Saved dataset items
+++++

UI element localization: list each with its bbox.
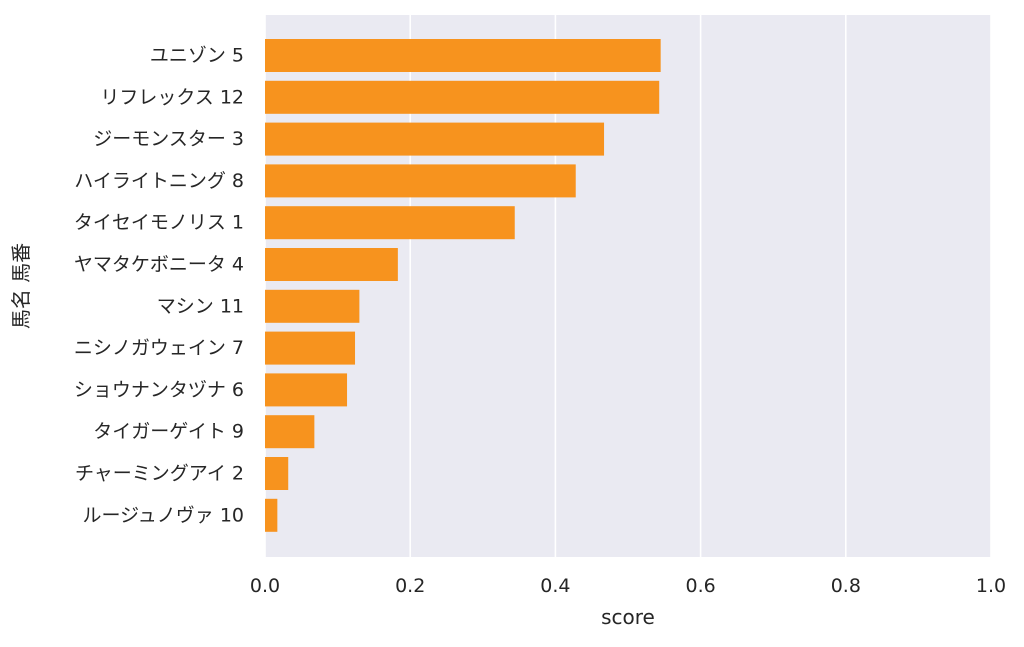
category-label-8: ショウナンタヅナ 6 bbox=[74, 379, 244, 401]
category-label-11: ルージュノヴァ 10 bbox=[82, 504, 244, 526]
bar-8 bbox=[265, 373, 348, 407]
y-tick-labels: ユニゾン 5 リフレックス 12 ジーモンスター 3 ハイライトニング 8 タイセイモノ… bbox=[74, 45, 244, 527]
x-tick-label-5: 1.0 bbox=[976, 575, 1006, 597]
category-label-3: ハイライトニング 8 bbox=[74, 170, 244, 192]
x-tick-label-1: 0.2 bbox=[395, 575, 425, 597]
bar-5 bbox=[265, 248, 398, 281]
x-tick-label-4: 0.8 bbox=[831, 575, 861, 597]
y-axis-title: 馬名 馬番 bbox=[9, 243, 33, 329]
category-label-0: ユニゾン 5 bbox=[150, 45, 244, 67]
category-label-4: タイセイモノリス 1 bbox=[74, 212, 244, 234]
bar-10 bbox=[265, 457, 289, 490]
bar-9 bbox=[265, 415, 315, 449]
bar-4 bbox=[265, 206, 515, 240]
x-axis-title: score bbox=[601, 605, 655, 629]
bar-3 bbox=[265, 164, 576, 198]
x-tick-label-0: 0.0 bbox=[250, 575, 280, 597]
bar-2 bbox=[265, 122, 605, 156]
bar-7 bbox=[265, 331, 356, 365]
x-tick-label-2: 0.4 bbox=[540, 575, 570, 597]
bars bbox=[265, 39, 661, 532]
x-tick-labels: 0.0 0.2 0.4 0.6 0.8 1.0 bbox=[250, 575, 1006, 597]
x-tick-label-3: 0.6 bbox=[685, 575, 715, 597]
bar-1 bbox=[265, 80, 660, 114]
category-label-1: リフレックス 12 bbox=[100, 86, 244, 108]
bar-11 bbox=[265, 498, 278, 532]
category-label-10: チャーミングアイ 2 bbox=[75, 463, 244, 485]
category-label-9: タイガーゲイト 9 bbox=[93, 421, 244, 443]
bar-6 bbox=[265, 289, 360, 323]
category-label-7: ニシノガウェイン 7 bbox=[74, 337, 244, 359]
category-label-5: ヤマタケボニータ 4 bbox=[74, 254, 244, 276]
bar-0 bbox=[265, 39, 661, 72]
category-label-2: ジーモンスター 3 bbox=[93, 128, 244, 150]
category-label-6: マシン 11 bbox=[157, 295, 244, 317]
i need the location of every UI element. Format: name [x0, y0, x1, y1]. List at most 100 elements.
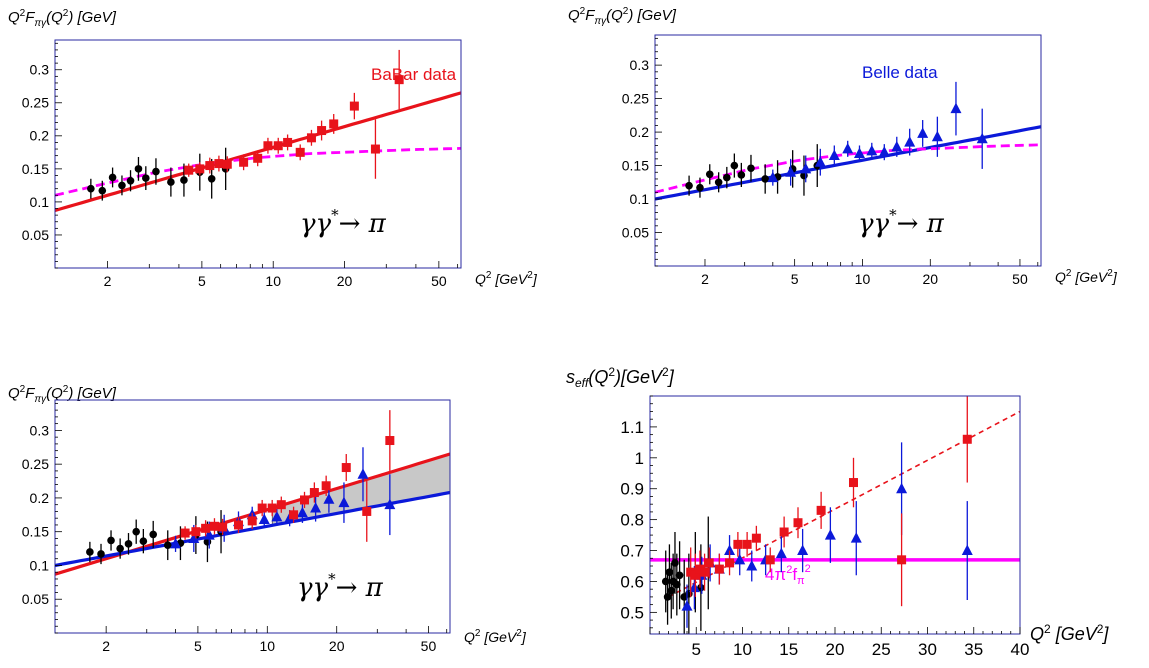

+++++

→ What this task involves: Reproduce every line of the material above word for word, leaving out the pictures.

→ Reply:
UI element localization: list each with its bbox.
category-label-8: ショウナンタヅナ 6 bbox=[74, 379, 244, 401]
category-label-11: ルージュノヴァ 10 bbox=[82, 504, 244, 526]
bar-8 bbox=[265, 373, 348, 407]
y-tick-labels: ユニゾン 5 リフレックス 12 ジーモンスター 3 ハイライトニング 8 タイセイモノ… bbox=[74, 45, 244, 527]
x-tick-label-5: 1.0 bbox=[976, 575, 1006, 597]
category-label-3: ハイライトニング 8 bbox=[74, 170, 244, 192]
x-tick-label-1: 0.2 bbox=[395, 575, 425, 597]
bar-5 bbox=[265, 248, 398, 281]
x-tick-label-4: 0.8 bbox=[831, 575, 861, 597]
y-axis-title: 馬名 馬番 bbox=[9, 243, 33, 329]
category-label-0: ユニゾン 5 bbox=[150, 45, 244, 67]
category-label-4: タイセイモノリス 1 bbox=[74, 212, 244, 234]
bar-10 bbox=[265, 457, 289, 490]
bar-9 bbox=[265, 415, 315, 449]
bar-4 bbox=[265, 206, 515, 240]
x-axis-title: score bbox=[601, 605, 655, 629]
bar-3 bbox=[265, 164, 576, 198]
x-tick-label-0: 0.0 bbox=[250, 575, 280, 597]
bar-2 bbox=[265, 122, 605, 156]
bar-7 bbox=[265, 331, 356, 365]
x-tick-label-2: 0.4 bbox=[540, 575, 570, 597]
bars bbox=[265, 39, 661, 532]
x-tick-labels: 0.0 0.2 0.4 0.6 0.8 1.0 bbox=[250, 575, 1006, 597]
x-tick-label-3: 0.6 bbox=[685, 575, 715, 597]
bar-1 bbox=[265, 80, 660, 114]
category-label-1: リフレックス 12 bbox=[100, 86, 244, 108]
bar-11 bbox=[265, 498, 278, 532]
category-label-10: チャーミングアイ 2 bbox=[75, 463, 244, 485]
category-label-9: タイガーゲイト 9 bbox=[93, 421, 244, 443]
bar-6 bbox=[265, 289, 360, 323]
category-label-7: ニシノガウェイン 7 bbox=[74, 337, 244, 359]
category-label-5: ヤマタケボニータ 4 bbox=[74, 254, 244, 276]
bar-0 bbox=[265, 39, 661, 72]
category-label-2: ジーモンスター 3 bbox=[93, 128, 244, 150]
category-label-6: マシン 11 bbox=[157, 295, 244, 317]
i need the location of every UI element. Format: name [x0, y0, x1, y1]. List at most 100 elements.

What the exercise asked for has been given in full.